TASK TO CARRY OUT:
Write out all of the lines below, exactly and completely.

RECORDS SHOWN:
····················
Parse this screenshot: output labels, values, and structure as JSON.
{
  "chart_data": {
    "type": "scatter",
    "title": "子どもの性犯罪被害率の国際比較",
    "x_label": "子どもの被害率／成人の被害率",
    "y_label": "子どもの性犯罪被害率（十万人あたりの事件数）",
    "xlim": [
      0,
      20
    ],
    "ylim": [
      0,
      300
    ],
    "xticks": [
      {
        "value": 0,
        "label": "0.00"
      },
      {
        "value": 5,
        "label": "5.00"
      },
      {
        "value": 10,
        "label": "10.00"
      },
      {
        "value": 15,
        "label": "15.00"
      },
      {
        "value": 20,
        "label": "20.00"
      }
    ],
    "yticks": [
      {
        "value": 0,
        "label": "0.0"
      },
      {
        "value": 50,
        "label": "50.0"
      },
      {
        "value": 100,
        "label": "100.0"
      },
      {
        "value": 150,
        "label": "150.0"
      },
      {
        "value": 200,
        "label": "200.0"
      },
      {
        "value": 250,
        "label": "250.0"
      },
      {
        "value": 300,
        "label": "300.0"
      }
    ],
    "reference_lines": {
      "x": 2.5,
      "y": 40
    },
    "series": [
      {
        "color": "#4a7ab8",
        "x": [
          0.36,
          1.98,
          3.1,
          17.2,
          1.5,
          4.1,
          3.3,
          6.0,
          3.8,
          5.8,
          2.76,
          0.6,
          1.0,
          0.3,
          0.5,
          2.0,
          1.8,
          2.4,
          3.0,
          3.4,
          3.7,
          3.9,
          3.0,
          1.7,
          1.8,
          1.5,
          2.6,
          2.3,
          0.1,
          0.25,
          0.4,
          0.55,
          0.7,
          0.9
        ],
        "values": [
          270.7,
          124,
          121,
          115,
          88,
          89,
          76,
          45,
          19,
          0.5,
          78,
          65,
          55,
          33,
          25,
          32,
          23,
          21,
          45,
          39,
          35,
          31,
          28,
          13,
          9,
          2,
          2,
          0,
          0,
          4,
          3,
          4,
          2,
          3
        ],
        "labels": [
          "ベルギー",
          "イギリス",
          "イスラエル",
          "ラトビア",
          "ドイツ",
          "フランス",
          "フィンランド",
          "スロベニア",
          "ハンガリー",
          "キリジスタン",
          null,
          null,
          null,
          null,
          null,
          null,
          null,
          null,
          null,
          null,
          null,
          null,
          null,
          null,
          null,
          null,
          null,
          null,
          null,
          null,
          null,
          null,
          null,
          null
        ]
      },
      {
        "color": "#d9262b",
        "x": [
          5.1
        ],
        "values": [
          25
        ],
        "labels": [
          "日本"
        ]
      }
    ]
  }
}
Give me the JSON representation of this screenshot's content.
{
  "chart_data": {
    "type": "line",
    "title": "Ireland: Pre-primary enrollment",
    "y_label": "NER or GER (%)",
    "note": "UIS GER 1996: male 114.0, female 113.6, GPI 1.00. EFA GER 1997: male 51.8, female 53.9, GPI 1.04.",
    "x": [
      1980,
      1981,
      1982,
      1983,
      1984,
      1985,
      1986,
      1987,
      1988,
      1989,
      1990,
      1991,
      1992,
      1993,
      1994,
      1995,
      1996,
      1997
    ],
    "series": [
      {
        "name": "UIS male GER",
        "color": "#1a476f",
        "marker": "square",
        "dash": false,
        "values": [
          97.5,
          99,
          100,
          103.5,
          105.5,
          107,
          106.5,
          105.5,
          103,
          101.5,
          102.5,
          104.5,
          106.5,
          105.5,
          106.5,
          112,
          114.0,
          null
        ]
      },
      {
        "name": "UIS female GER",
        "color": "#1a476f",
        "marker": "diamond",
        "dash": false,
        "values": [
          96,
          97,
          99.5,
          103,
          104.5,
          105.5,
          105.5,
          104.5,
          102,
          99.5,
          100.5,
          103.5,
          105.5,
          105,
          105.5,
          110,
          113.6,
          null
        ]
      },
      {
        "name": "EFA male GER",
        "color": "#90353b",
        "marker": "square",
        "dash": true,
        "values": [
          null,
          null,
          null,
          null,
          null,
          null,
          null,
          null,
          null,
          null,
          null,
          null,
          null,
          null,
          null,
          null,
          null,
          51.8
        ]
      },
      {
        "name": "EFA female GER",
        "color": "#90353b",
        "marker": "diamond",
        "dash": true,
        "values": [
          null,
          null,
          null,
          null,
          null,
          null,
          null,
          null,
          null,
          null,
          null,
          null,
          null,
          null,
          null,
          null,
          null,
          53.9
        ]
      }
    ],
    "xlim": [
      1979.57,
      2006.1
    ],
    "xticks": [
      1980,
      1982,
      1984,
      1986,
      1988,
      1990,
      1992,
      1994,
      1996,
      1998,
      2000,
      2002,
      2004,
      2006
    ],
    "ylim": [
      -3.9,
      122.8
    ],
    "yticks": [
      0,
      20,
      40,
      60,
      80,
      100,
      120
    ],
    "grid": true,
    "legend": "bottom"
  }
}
····················
SOLUTION TO THIS PROBLEM:
Parse this screenshot: output labels, values, and structure as JSON.
{
  "chart_data": {
    "type": "scatter",
    "title": "子どもの性犯罪被害率の国際比較",
    "x_label": "子どもの被害率／成人の被害率",
    "y_label": "子どもの性犯罪被害率（十万人あたりの事件数）",
    "xlim": [
      0,
      20
    ],
    "ylim": [
      0,
      300
    ],
    "xticks": [
      {
        "value": 0,
        "label": "0.00"
      },
      {
        "value": 5,
        "label": "5.00"
      },
      {
        "value": 10,
        "label": "10.00"
      },
      {
        "value": 15,
        "label": "15.00"
      },
      {
        "value": 20,
        "label": "20.00"
      }
    ],
    "yticks": [
      {
        "value": 0,
        "label": "0.0"
      },
      {
        "value": 50,
        "label": "50.0"
      },
      {
        "value": 100,
        "label": "100.0"
      },
      {
        "value": 150,
        "label": "150.0"
      },
      {
        "value": 200,
        "label": "200.0"
      },
      {
        "value": 250,
        "label": "250.0"
      },
      {
        "value": 300,
        "label": "300.0"
      }
    ],
    "reference_lines": {
      "x": 2.5,
      "y": 40
    },
    "series": [
      {
        "color": "#4a7ab8",
        "x": [
          0.36,
          1.98,
          3.1,
          17.2,
          1.5,
          4.1,
          3.3,
          6.0,
          3.8,
          5.8,
          2.76,
          0.6,
          1.0,
          0.3,
          0.5,
          2.0,
          1.8,
          2.4,
          3.0,
          3.4,
          3.7,
          3.9,
          3.0,
          1.7,
          1.8,
          1.5,
          2.6,
          2.3,
          0.1,
          0.25,
          0.4,
          0.55,
          0.7,
          0.9
        ],
        "values": [
          270.7,
          124,
          121,
          115,
          88,
          89,
          76,
          45,
          19,
          0.5,
          78,
          65,
          55,
          33,
          25,
          32,
          23,
          21,
          45,
          39,
          35,
          31,
          28,
          13,
          9,
          2,
          2,
          0,
          0,
          4,
          3,
          4,
          2,
          3
        ],
        "labels": [
          "ベルギー",
          "イギリス",
          "イスラエル",
          "ラトビア",
          "ドイツ",
          "フランス",
          "フィンランド",
          "スロベニア",
          "ハンガリー",
          "キリジスタン",
          null,
          null,
          null,
          null,
          null,
          null,
          null,
          null,
          null,
          null,
          null,
          null,
          null,
          null,
          null,
          null,
          null,
          null,
          null,
          null,
          null,
          null,
          null,
          null
        ]
      },
      {
        "color": "#d9262b",
        "x": [
          5.1
        ],
        "values": [
          25
        ],
        "labels": [
          "日本"
        ]
      }
    ]
  }
}
Give me the JSON representation of this screenshot's content.
{
  "chart_data": {
    "type": "line",
    "title": "Ireland: Pre-primary enrollment",
    "y_label": "NER or GER (%)",
    "note": "UIS GER 1996: male 114.0, female 113.6, GPI 1.00. EFA GER 1997: male 51.8, female 53.9, GPI 1.04.",
    "x": [
      1980,
      1981,
      1982,
      1983,
      1984,
      1985,
      1986,
      1987,
      1988,
      1989,
      1990,
      1991,
      1992,
      1993,
      1994,
      1995,
      1996,
      1997
    ],
    "series": [
      {
        "name": "UIS male GER",
        "color": "#1a476f",
        "marker": "square",
        "dash": false,
        "values": [
          97.5,
          99,
          100,
          103.5,
          105.5,
          107,
          106.5,
          105.5,
          103,
          101.5,
          102.5,
          104.5,
          106.5,
          105.5,
          106.5,
          112,
          114.0,
          null
        ]
      },
      {
        "name": "UIS female GER",
        "color": "#1a476f",
        "marker": "diamond",
        "dash": false,
        "values": [
          96,
          97,
          99.5,
          103,
          104.5,
          105.5,
          105.5,
          104.5,
          102,
          99.5,
          100.5,
          103.5,
          105.5,
          105,
          105.5,
          110,
          113.6,
          null
        ]
      },
      {
        "name": "EFA male GER",
        "color": "#90353b",
        "marker": "square",
        "dash": true,
        "values": [
          null,
          null,
          null,
          null,
          null,
          null,
          null,
          null,
          null,
          null,
          null,
          null,
          null,
          null,
          null,
          null,
          null,
          51.8
        ]
      },
      {
        "name": "EFA female GER",
        "color": "#90353b",
        "marker": "diamond",
        "dash": true,
        "values": [
          null,
          null,
          null,
          null,
          null,
          null,
          null,
          null,
          null,
          null,
          null,
          null,
          null,
          null,
          null,
          null,
          null,
          53.9
        ]
      }
    ],
    "xlim": [
      1979.57,
      2006.1
    ],
    "xticks": [
      1980,
      1982,
      1984,
      1986,
      1988,
      1990,
      1992,
      1994,
      1996,
      1998,
      2000,
      2002,
      2004,
      2006
    ],
    "ylim": [
      -3.9,
      122.8
    ],
    "yticks": [
      0,
      20,
      40,
      60,
      80,
      100,
      120
    ],
    "grid": true,
    "legend": "bottom"
  }
}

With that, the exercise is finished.